## To do
Extract every line of the material that holds the string "family".

Recorded data:
* * * * *

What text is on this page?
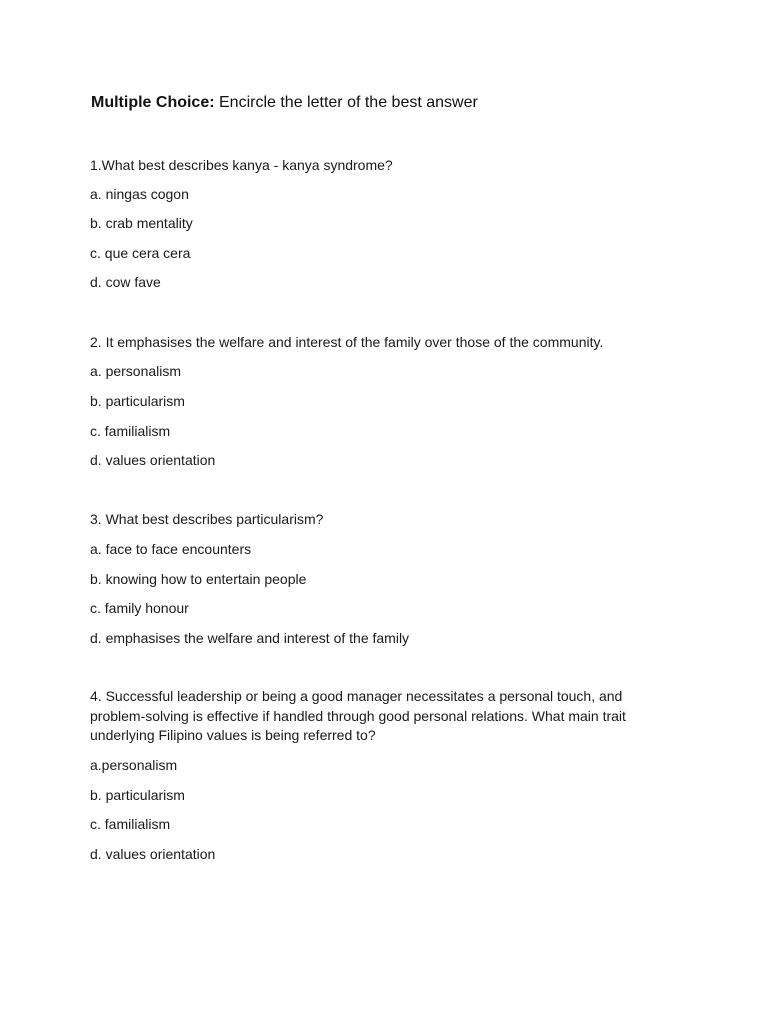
Multiple Choice: Encircle the letter of the best answer
1.What best describes kanya - kanya syndrome?
a. ningas cogon
b. crab mentality
c. que cera cera
d. cow fave
2. It emphasises the welfare and interest of the family over those of the community.
a. personalism
b. particularism
c. familialism
d. values orientation
3. What best describes particularism?
a. face to face encounters
b. knowing how to entertain people
c. family honour
d. emphasises the welfare and interest of the family
4. Successful leadership or being a good manager necessitates a personal touch, and problem-solving is effective if handled through good personal relations. What main trait underlying Filipino values is being referred to?
a.personalism
b. particularism
c. familialism
d. values orientation
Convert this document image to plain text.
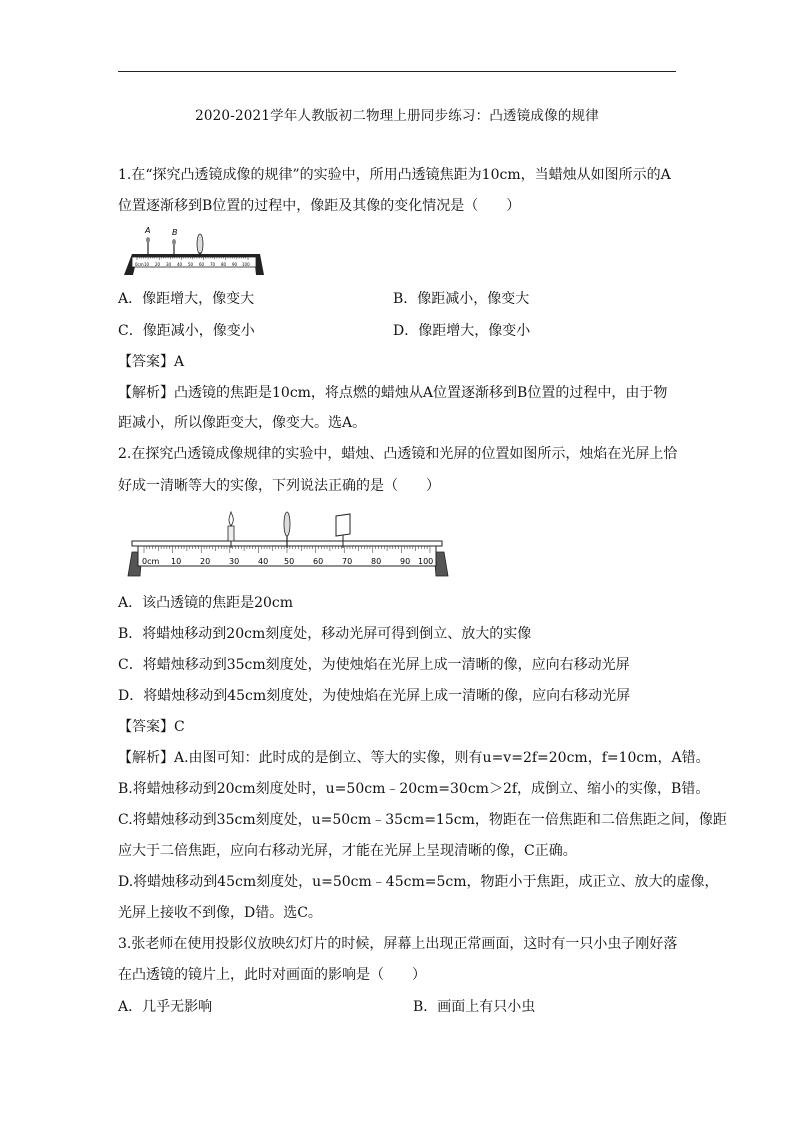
2020-2021学年人教版初二物理上册同步练习：凸透镜成像的规律
1.在“探究凸透镜成像的规律”的实验中，所用凸透镜焦距为10cm，当蜡烛从如图所示的A
位置逐渐移到B位置的过程中，像距及其像的变化情况是（　　）
A	B
0cm 10 20 30 40 50 60 70 80 90 100
A．像距增大，像变大	B．像距减小，像变大
C．像距减小，像变小	D．像距增大，像变小
【答案】A
【解析】凸透镜的焦距是10cm，将点燃的蜡烛从A位置逐渐移到B位置的过程中，由于物
距减小，所以像距变大，像变大。选A。
2.在探究凸透镜成像规律的实验中，蜡烛、凸透镜和光屏的位置如图所示，烛焰在光屏上恰
好成一清晰等大的实像，下列说法正确的是（　　）
0cm 10 20 30 40 50 60 70 80 90 100
A．该凸透镜的焦距是20cm
B．将蜡烛移动到20cm刻度处，移动光屏可得到倒立、放大的实像
C．将蜡烛移动到35cm刻度处，为使烛焰在光屏上成一清晰的像，应向右移动光屏
D．将蜡烛移动到45cm刻度处，为使烛焰在光屏上成一清晰的像，应向右移动光屏
【答案】C
【解析】A.由图可知：此时成的是倒立、等大的实像，则有u=v=2f=20cm，f=10cm，A错。
B.将蜡烛移动到20cm刻度处时，u=50cm﹣20cm=30cm＞2f，成倒立、缩小的实像，B错。
C.将蜡烛移动到35cm刻度处，u=50cm﹣35cm=15cm，物距在一倍焦距和二倍焦距之间，像距
应大于二倍焦距，应向右移动光屏，才能在光屏上呈现清晰的像，C正确。
D.将蜡烛移动到45cm刻度处，u=50cm﹣45cm=5cm，物距小于焦距，成正立、放大的虚像，
光屏上接收不到像，D错。选C。
3.张老师在使用投影仪放映幻灯片的时候，屏幕上出现正常画面，这时有一只小虫子刚好落
在凸透镜的镜片上，此时对画面的影响是（　　）
A．几乎无影响	B．画面上有只小虫
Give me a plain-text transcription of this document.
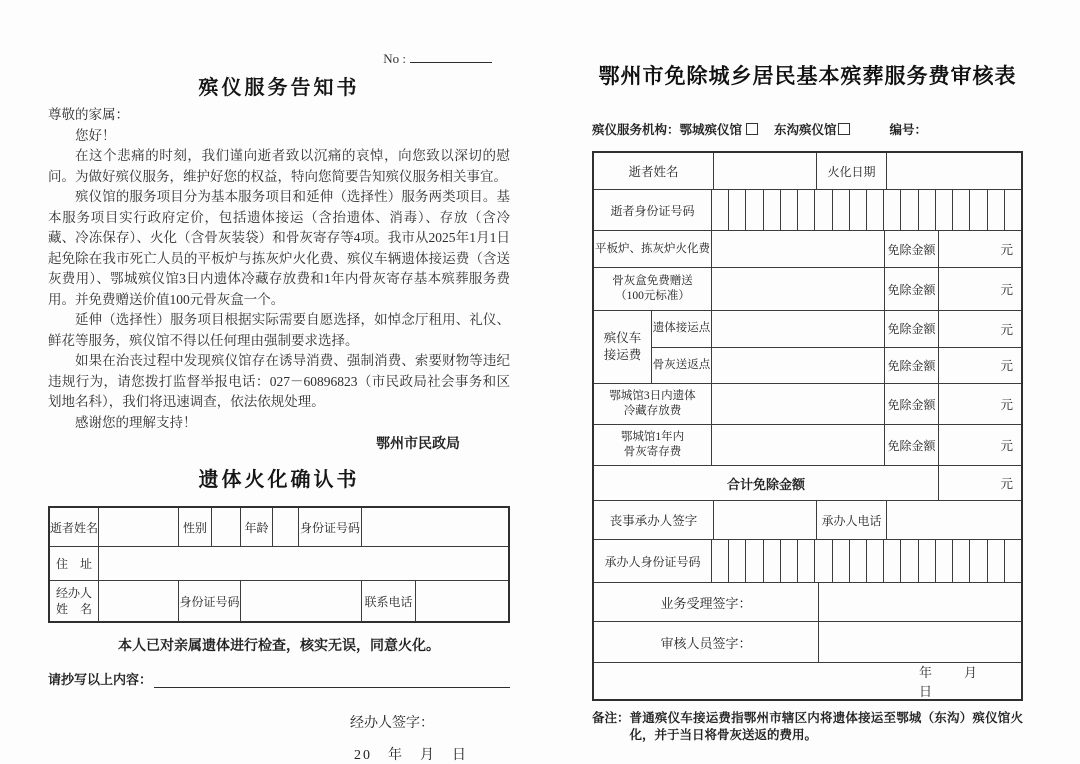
No :
殡仪服务告知书

尊敬的家属：

您好！

在这个悲痛的时刻，我们谨向逝者致以沉痛的哀悼，向您致以深切的慰问。为做好殡仪服务，维护好您的权益，特向您简要告知殡仪服务相关事宜。

殡仪馆的服务项目分为基本服务项目和延伸（选择性）服务两类项目。基本服务项目实行政府定价，包括遗体接运（含抬遗体、消毒）、存放（含冷藏、冷冻保存）、火化（含骨灰装袋）和骨灰寄存等4项。我市从2025年1月1日起免除在我市死亡人员的平板炉与拣灰炉火化费、殡仪车辆遗体接运费（含送灰费用）、鄂城殡仪馆3日内遗体冷藏存放费和1年内骨灰寄存基本殡葬服务费用。并免费赠送价值100元骨灰盒一个。

延伸（选择性）服务项目根据实际需要自愿选择，如悼念厅租用、礼仪、鲜花等服务，殡仪馆不得以任何理由强制要求选择。

如果在治丧过程中发现殡仪馆存在诱导消费、强制消费、索要财物等违纪违规行为，请您拨打监督举报电话：027－60896823（市民政局社会事务和区划地名科），我们将迅速调查，依法依规处理。

感谢您的理解支持！

鄂州市民政局
遗体火化确认书
逝者姓名	性别	年龄	身份证号码
住　址
经办人
姓　名
身份证号码	联系电话
本人已对亲属遗体进行检查，核实无误，同意火化。
请抄写以上内容：
经办人签字：
20　年　月　日
鄂州市免除城乡居民基本殡葬服务费审核表
殡仪服务机构： 鄂城殡仪馆	东沟殡仪馆	编号：
逝者姓名	火化日期
逝者身份证号码
平板炉、拣灰炉火化费	免除金额	元
骨灰盒免费赠送
（100元标准）	免除金额	元
殡仪车
接运费
遗体接运点	免除金额	元
骨灰送返点	免除金额	元
鄂城馆3日内遗体
冷藏存放费	免除金额	元
鄂城馆1年内
骨灰寄存费	免除金额	元
合计免除金额	元
丧事承办人签字	承办人电话
承办人身份证号码
业务受理签字：
审核人员签字：
年　　月　　日
备注： 普通殡仪车接运费指鄂州市辖区内将遗体接运至鄂城（东沟）殡仪馆火化，并于当日将骨灰送返的费用。
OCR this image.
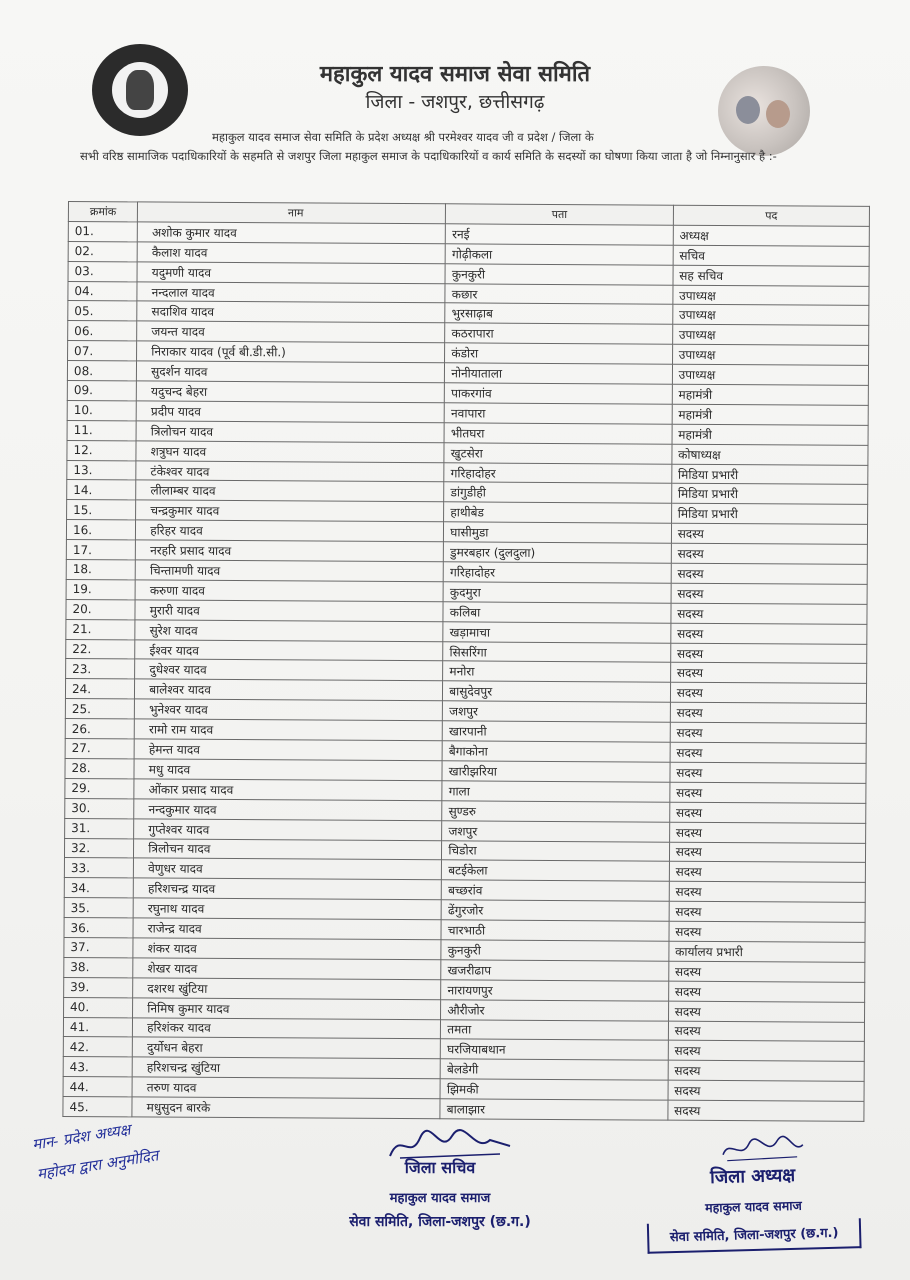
महाकुल यादव समाज सेवा समिति
जिला - जशपुर, छत्तीसगढ़
महाकुल यादव समाज सेवा समिति के प्रदेश अध्यक्ष श्री परमेश्वर यादव जी व प्रदेश / जिला के
सभी वरिष्ठ सामाजिक पदाधिकारियों के सहमति से जशपुर जिला महाकुल समाज के पदाधिकारियों व कार्य समिति के सदस्यों का घोषणा किया जाता है जो निम्नानुसार है :-
क्रमांक	नाम	पता	पद
01.	अशोक कुमार यादव	रनई	अध्यक्ष
02.	कैलाश यादव	गोढ़ीकला	सचिव
03.	यदुमणी यादव	कुनकुरी	सह सचिव
04.	नन्दलाल यादव	कछार	उपाध्यक्ष
05.	सदाशिव यादव	भुरसाढ़ाब	उपाध्यक्ष
06.	जयन्त यादव	कठरापारा	उपाध्यक्ष
07.	निराकार यादव (पूर्व बी.डी.सी.)	कंडोरा	उपाध्यक्ष
08.	सुदर्शन यादव	नोनीयाताला	उपाध्यक्ष
09.	यदुचन्द बेहरा	पाकरगांव	महामंत्री
10.	प्रदीप यादव	नवापारा	महामंत्री
11.	त्रिलोचन यादव	भीतघरा	महामंत्री
12.	शत्रुघन यादव	खुटसेरा	कोषाध्यक्ष
13.	टंकेश्वर यादव	गरिहादोहर	मिडिया प्रभारी
14.	लीलाम्बर यादव	डांगुडीही	मिडिया प्रभारी
15.	चन्द्रकुमार यादव	हाथीबेड	मिडिया प्रभारी
16.	हरिहर यादव	घासीमुडा	सदस्य
17.	नरहरि प्रसाद यादव	डुमरबहार (दुलदुला)	सदस्य
18.	चिन्तामणी यादव	गरिहादोहर	सदस्य
19.	करुणा यादव	कुदमुरा	सदस्य
20.	मुरारी यादव	कलिबा	सदस्य
21.	सुरेश यादव	खड़ामाचा	सदस्य
22.	ईश्वर यादव	सिसरिंगा	सदस्य
23.	दुधेश्वर यादव	मनोरा	सदस्य
24.	बालेश्वर यादव	बासुदेवपुर	सदस्य
25.	भुनेश्वर यादव	जशपुर	सदस्य
26.	रामो राम यादव	खारपानी	सदस्य
27.	हेमन्त यादव	बैगाकोना	सदस्य
28.	मधु यादव	खारीझरिया	सदस्य
29.	ओंकार प्रसाद यादव	गाला	सदस्य
30.	नन्दकुमार यादव	सुण्डरु	सदस्य
31.	गुप्तेश्वर यादव	जशपुर	सदस्य
32.	त्रिलोचन यादव	चिडोरा	सदस्य
33.	वेणुधर यादव	बटईकेला	सदस्य
34.	हरिशचन्द्र यादव	बच्छरांव	सदस्य
35.	रघुनाथ यादव	ढेंगुरजोर	सदस्य
36.	राजेन्द्र यादव	चारभाठी	सदस्य
37.	शंकर यादव	कुनकुरी	कार्यालय प्रभारी
38.	शेखर यादव	खजरीढाप	सदस्य
39.	दशरथ खुंटिया	नारायणपुर	सदस्य
40.	निमिष कुमार यादव	औरीजोर	सदस्य
41.	हरिशंकर यादव	तमता	सदस्य
42.	दुर्योधन बेहरा	घरजियाबथान	सदस्य
43.	हरिशचन्द्र खुंटिया	बेलडेगी	सदस्य
44.	तरुण यादव	झिमकी	सदस्य
45.	मधुसुदन बारके	बालाझार	सदस्य
मान- प्रदेश अध्यक्ष
महोदय द्वारा अनुमोदित	जिला सचिव
महाकुल यादव समाज
सेवा समिति, जिला-जशपुर (छ.ग.)
जिला अध्यक्ष
महाकुल यादव समाज
सेवा समिति, जिला-जशपुर (छ.ग.)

* * * * *

## Expected output
2. It emphasises the welfare and interest of the family over those of the community.
c. family honour
d. emphasises the welfare and interest of the family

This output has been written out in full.